_YOUR OBJECTIVE_: Find each line that has the string "Doors" and give the total, with nothing else.
>> START
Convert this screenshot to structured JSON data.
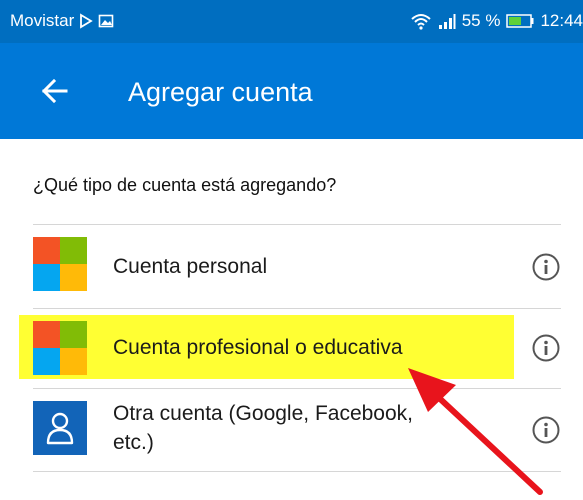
{
  "status_bar": {
    "carrier": "Movistar",
    "battery": "55 %",
    "time": "12:44",
    "icons": [
      "play-store-notification-icon",
      "gallery-notification-icon",
      "wifi-icon",
      "signal-icon",
      "battery-icon"
    ]
  },
  "app_bar": {
    "title": "Agregar cuenta",
    "back_icon": "arrow-left-icon"
  },
  "prompt": "¿Qué tipo de cuenta está agregando?",
  "options": [
    {
      "label": "Cuenta personal",
      "icon": "microsoft-logo-icon",
      "info_icon": "info-icon"
    },
    {
      "label": "Cuenta profesional o educativa",
      "icon": "microsoft-logo-icon",
      "info_icon": "info-icon",
      "highlighted": true
    },
    {
      "label": "Otra cuenta (Google, Facebook, etc.)",
      "label_lines": [
        "Otra cuenta (Google, Facebook,",
        "etc.)"
      ],
      "icon": "person-icon",
      "info_icon": "info-icon"
    }
  ],
  "colors": {
    "status_bar": "#006ec0",
    "app_bar": "#0078d7",
    "highlight": "#ffff33",
    "annotation_arrow": "#e8141c",
    "person_icon_bg": "#1264b8"
  }
}
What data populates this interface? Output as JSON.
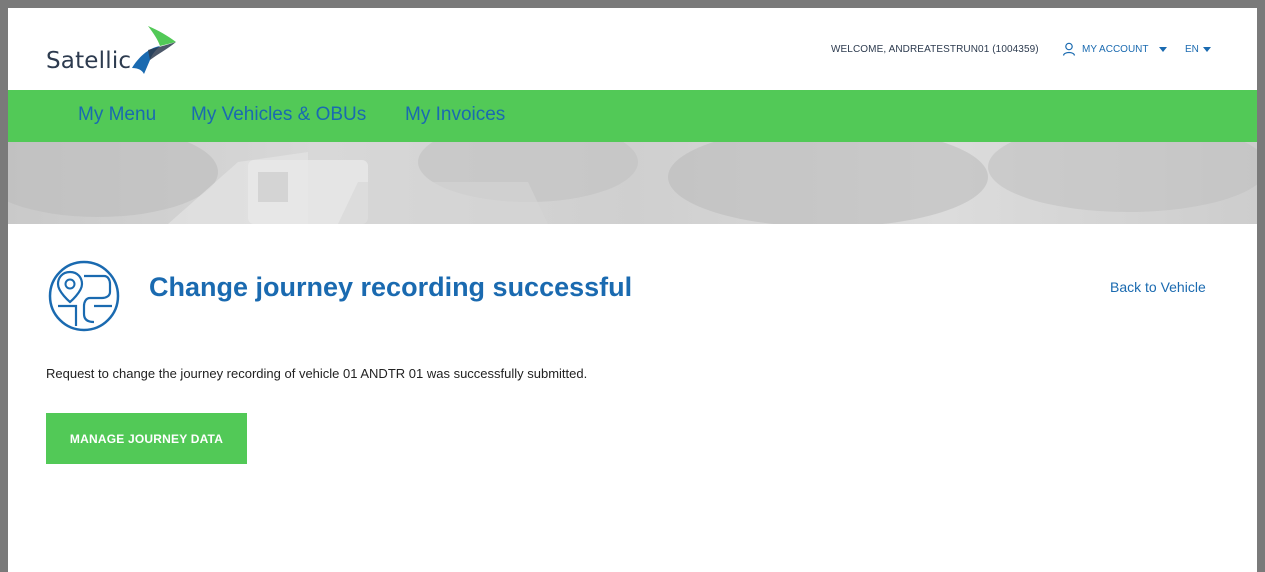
{
  "header": {
    "logo_text": "Satellic",
    "welcome_text": "WELCOME, ANDREATESTRUN01 (1004359)",
    "account_label": "MY ACCOUNT",
    "language_label": "EN"
  },
  "nav": {
    "items": [
      {
        "label": "My Menu"
      },
      {
        "label": "My Vehicles & OBUs"
      },
      {
        "label": "My Invoices"
      }
    ]
  },
  "content": {
    "title": "Change journey recording successful",
    "back_link": "Back to Vehicle",
    "message": "Request to change the journey recording of vehicle 01 ANDTR 01 was successfully submitted.",
    "primary_button": "MANAGE JOURNEY DATA"
  },
  "colors": {
    "brand_green": "#52c957",
    "brand_blue": "#1a6ab0",
    "text_dark": "#2d3b4f"
  },
  "icons": {
    "logo": "satellic-swoosh-logo",
    "account": "user-icon",
    "heading": "map-pin-icon"
  }
}
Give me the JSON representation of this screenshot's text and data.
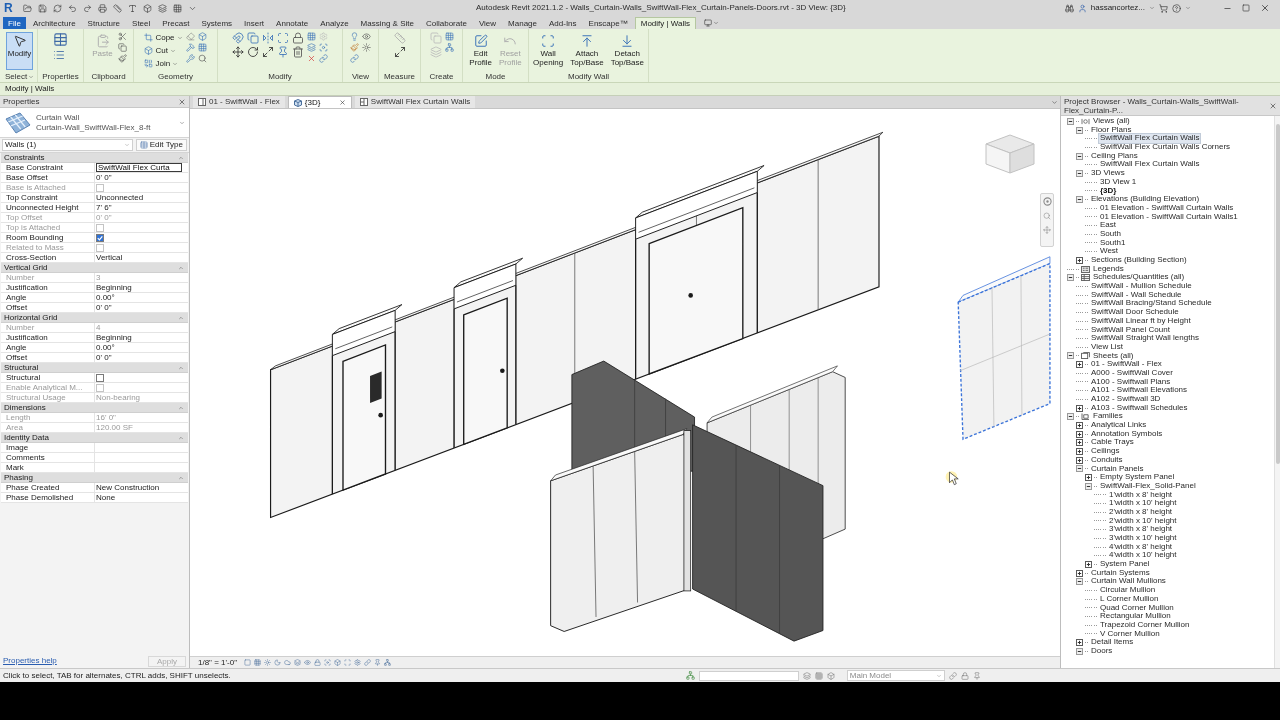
{
  "window": {
    "app_logo": "R",
    "title": "Autodesk Revit 2021.1.2 - Walls_Curtain-Walls_SwiftWall-Flex_Curtain-Panels-Doors.rvt - 3D View: {3D}",
    "user": "hassancortez..."
  },
  "ribbon": {
    "tabs": [
      {
        "label": "File",
        "kind": "file",
        "selected": false
      },
      {
        "label": "Architecture",
        "kind": "tab",
        "selected": false
      },
      {
        "label": "Structure",
        "kind": "tab",
        "selected": false
      },
      {
        "label": "Steel",
        "kind": "tab",
        "selected": false
      },
      {
        "label": "Precast",
        "kind": "tab",
        "selected": false
      },
      {
        "label": "Systems",
        "kind": "tab",
        "selected": false
      },
      {
        "label": "Insert",
        "kind": "tab",
        "selected": false
      },
      {
        "label": "Annotate",
        "kind": "tab",
        "selected": false
      },
      {
        "label": "Analyze",
        "kind": "tab",
        "selected": false
      },
      {
        "label": "Massing & Site",
        "kind": "tab",
        "selected": false
      },
      {
        "label": "Collaborate",
        "kind": "tab",
        "selected": false
      },
      {
        "label": "View",
        "kind": "tab",
        "selected": false
      },
      {
        "label": "Manage",
        "kind": "tab",
        "selected": false
      },
      {
        "label": "Add-Ins",
        "kind": "tab",
        "selected": false
      },
      {
        "label": "Enscape™",
        "kind": "tab",
        "selected": false
      },
      {
        "label": "Modify | Walls",
        "kind": "tab",
        "selected": true
      }
    ],
    "panels": [
      {
        "title": "Select",
        "menu": true,
        "buttons": [
          {
            "label": "Modify",
            "kind": "large",
            "selected": true
          }
        ]
      },
      {
        "title": "Properties",
        "menu": false
      },
      {
        "title": "Clipboard",
        "menu": false,
        "buttons": [
          {
            "label": "Paste",
            "kind": "large",
            "disabled": true
          }
        ]
      },
      {
        "title": "Geometry",
        "menu": false,
        "buttons": [
          {
            "label": "Cope",
            "kind": "small"
          },
          {
            "label": "Cut",
            "kind": "small"
          },
          {
            "label": "Join",
            "kind": "small"
          }
        ]
      },
      {
        "title": "Modify",
        "menu": false
      },
      {
        "title": "View",
        "menu": false
      },
      {
        "title": "Measure",
        "menu": false
      },
      {
        "title": "Create",
        "menu": false
      },
      {
        "title": "Mode",
        "menu": false,
        "buttons": [
          {
            "label": "Edit Profile",
            "kind": "large",
            "disabled": false
          },
          {
            "label": "Reset Profile",
            "kind": "large",
            "disabled": true
          }
        ]
      },
      {
        "title": "Modify Wall",
        "menu": false,
        "buttons": [
          {
            "label": "Wall Opening",
            "kind": "large"
          },
          {
            "label": "Attach Top/Base",
            "kind": "large"
          },
          {
            "label": "Detach Top/Base",
            "kind": "large"
          }
        ]
      }
    ]
  },
  "options_bar": {
    "context": "Modify | Walls"
  },
  "properties": {
    "title": "Properties",
    "type_family": "Curtain Wall",
    "type_name": "Curtain-Wall_SwiftWall-Flex_8-ft",
    "filter": "Walls (1)",
    "edit_type": "Edit Type",
    "groups": [
      {
        "title": "Constraints",
        "rows": [
          {
            "label": "Base Constraint",
            "kind": "field",
            "value": "SwiftWall Flex Curta",
            "disabled": false
          },
          {
            "label": "Base Offset",
            "kind": "text",
            "value": "0' 0\"",
            "disabled": false
          },
          {
            "label": "Base is Attached",
            "kind": "checkbox",
            "checked": false,
            "disabled": true
          },
          {
            "label": "Top Constraint",
            "kind": "text",
            "value": "Unconnected",
            "disabled": false
          },
          {
            "label": "Unconnected Height",
            "kind": "text",
            "value": "7' 6\"",
            "disabled": false
          },
          {
            "label": "Top Offset",
            "kind": "text",
            "value": "0' 0\"",
            "disabled": true
          },
          {
            "label": "Top is Attached",
            "kind": "checkbox",
            "checked": false,
            "disabled": true
          },
          {
            "label": "Room Bounding",
            "kind": "checkbox",
            "checked": true,
            "disabled": false
          },
          {
            "label": "Related to Mass",
            "kind": "checkbox",
            "checked": false,
            "disabled": true
          },
          {
            "label": "Cross-Section",
            "kind": "text",
            "value": "Vertical",
            "disabled": false
          }
        ]
      },
      {
        "title": "Vertical Grid",
        "rows": [
          {
            "label": "Number",
            "kind": "text",
            "value": "3",
            "disabled": true
          },
          {
            "label": "Justification",
            "kind": "text",
            "value": "Beginning",
            "disabled": false
          },
          {
            "label": "Angle",
            "kind": "text",
            "value": "0.00°",
            "disabled": false
          },
          {
            "label": "Offset",
            "kind": "text",
            "value": "0' 0\"",
            "disabled": false
          }
        ]
      },
      {
        "title": "Horizontal Grid",
        "rows": [
          {
            "label": "Number",
            "kind": "text",
            "value": "4",
            "disabled": true
          },
          {
            "label": "Justification",
            "kind": "text",
            "value": "Beginning",
            "disabled": false
          },
          {
            "label": "Angle",
            "kind": "text",
            "value": "0.00°",
            "disabled": false
          },
          {
            "label": "Offset",
            "kind": "text",
            "value": "0' 0\"",
            "disabled": false
          }
        ]
      },
      {
        "title": "Structural",
        "rows": [
          {
            "label": "Structural",
            "kind": "checkbox",
            "checked": false,
            "disabled": false
          },
          {
            "label": "Enable Analytical M...",
            "kind": "checkbox",
            "checked": false,
            "disabled": true
          },
          {
            "label": "Structural Usage",
            "kind": "text",
            "value": "Non-bearing",
            "disabled": true
          }
        ]
      },
      {
        "title": "Dimensions",
        "rows": [
          {
            "label": "Length",
            "kind": "text",
            "value": "16' 0\"",
            "disabled": true
          },
          {
            "label": "Area",
            "kind": "text",
            "value": "120.00 SF",
            "disabled": true
          }
        ]
      },
      {
        "title": "Identity Data",
        "rows": [
          {
            "label": "Image",
            "kind": "text",
            "disabled": false
          },
          {
            "label": "Comments",
            "kind": "text",
            "disabled": false
          },
          {
            "label": "Mark",
            "kind": "text",
            "disabled": false
          }
        ]
      },
      {
        "title": "Phasing",
        "rows": [
          {
            "label": "Phase Created",
            "kind": "text",
            "value": "New Construction",
            "disabled": false
          },
          {
            "label": "Phase Demolished",
            "kind": "text",
            "value": "None",
            "disabled": false
          }
        ]
      }
    ],
    "help_link": "Properties help",
    "apply": {
      "label": "Apply",
      "disabled": true
    }
  },
  "view": {
    "tabs": [
      {
        "label": "01 - SwiftWall - Flex",
        "selected": false
      },
      {
        "label": "{3D}",
        "selected": true
      },
      {
        "label": "SwiftWall Flex Curtain Walls",
        "selected": false
      }
    ],
    "scale": "1/8\" = 1'-0\""
  },
  "browser": {
    "title": "Project Browser - Walls_Curtain-Walls_SwiftWall-Flex_Curtain-P...",
    "tree": [
      {
        "label": "Views (all)",
        "expanded": true,
        "children": [
          {
            "label": "Floor Plans",
            "expanded": true,
            "children": [
              {
                "label": "SwiftWall Flex Curtain Walls",
                "selected": true
              },
              {
                "label": "SwiftWall Flex Curtain Walls Corners",
                "selected": false
              }
            ]
          },
          {
            "label": "Ceiling Plans",
            "expanded": true,
            "children": [
              {
                "label": "SwiftWall Flex Curtain Walls"
              }
            ]
          },
          {
            "label": "3D Views",
            "expanded": true,
            "children": [
              {
                "label": "3D View 1",
                "bold": false
              },
              {
                "label": "{3D}",
                "bold": true
              }
            ]
          },
          {
            "label": "Elevations (Building Elevation)",
            "expanded": true,
            "children": [
              {
                "label": "01 Elevation - SwiftWall Curtain Walls"
              },
              {
                "label": "01 Elevation - SwiftWall Curtain Walls1"
              },
              {
                "label": "East"
              },
              {
                "label": "South"
              },
              {
                "label": "South1"
              },
              {
                "label": "West"
              }
            ]
          },
          {
            "label": "Sections (Building Section)",
            "expanded": false
          }
        ]
      },
      {
        "label": "Legends"
      },
      {
        "label": "Schedules/Quantities (all)",
        "expanded": true,
        "children": [
          {
            "label": "SwiftWall - Mullion Schedule"
          },
          {
            "label": "SwiftWall - Wall Schedule"
          },
          {
            "label": "SwiftWall Bracing/Stand Schedule"
          },
          {
            "label": "SwiftWall Door Schedule"
          },
          {
            "label": "SwiftWall Linear ft by Height"
          },
          {
            "label": "SwiftWall Panel Count"
          },
          {
            "label": "SwiftWall Straight Wall lengths"
          },
          {
            "label": "View List"
          }
        ]
      },
      {
        "label": "Sheets (all)",
        "expanded": true,
        "children": [
          {
            "label": "01 - SwiftWall - Flex",
            "expanded": false
          },
          {
            "label": "A000 - SwiftWall Cover"
          },
          {
            "label": "A100 - Swiftwall Plans"
          },
          {
            "label": "A101 - Swiftwall Elevations"
          },
          {
            "label": "A102 - Swiftwall 3D"
          },
          {
            "label": "A103 - Swiftwall Schedules",
            "expanded": false
          }
        ]
      },
      {
        "label": "Families",
        "expanded": true,
        "children": [
          {
            "label": "Analytical Links",
            "expanded": false
          },
          {
            "label": "Annotation Symbols",
            "expanded": false
          },
          {
            "label": "Cable Trays",
            "expanded": false
          },
          {
            "label": "Ceilings",
            "expanded": false
          },
          {
            "label": "Conduits",
            "expanded": false
          },
          {
            "label": "Curtain Panels",
            "expanded": true,
            "children": [
              {
                "label": "Empty System Panel",
                "expanded": false
              },
              {
                "label": "SwiftWall-Flex_Solid-Panel",
                "expanded": true,
                "children": [
                  {
                    "label": "1'width x 8' height"
                  },
                  {
                    "label": "1'width x 10' height"
                  },
                  {
                    "label": "2'width x 8' height"
                  },
                  {
                    "label": "2'width x 10' height"
                  },
                  {
                    "label": "3'width x 8' height"
                  },
                  {
                    "label": "3'width x 10' height"
                  },
                  {
                    "label": "4'width x 8' height"
                  },
                  {
                    "label": "4'width x 10' height"
                  }
                ]
              },
              {
                "label": "System Panel",
                "expanded": false
              }
            ]
          },
          {
            "label": "Curtain Systems",
            "expanded": false
          },
          {
            "label": "Curtain Wall Mullions",
            "expanded": true,
            "children": [
              {
                "label": "Circular Mullion"
              },
              {
                "label": "L Corner Mullion"
              },
              {
                "label": "Quad Corner Mullion"
              },
              {
                "label": "Rectangular Mullion"
              },
              {
                "label": "Trapezoid Corner Mullion"
              },
              {
                "label": "V Corner Mullion"
              }
            ]
          },
          {
            "label": "Detail Items",
            "expanded": false
          },
          {
            "label": "Doors",
            "expanded": true
          }
        ]
      }
    ]
  },
  "status_bar": {
    "hint": "Click to select, TAB for alternates, CTRL adds, SHIFT unselects.",
    "workset": "Main Model"
  }
}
>> END
_COMPLETED EXERCISE_: 2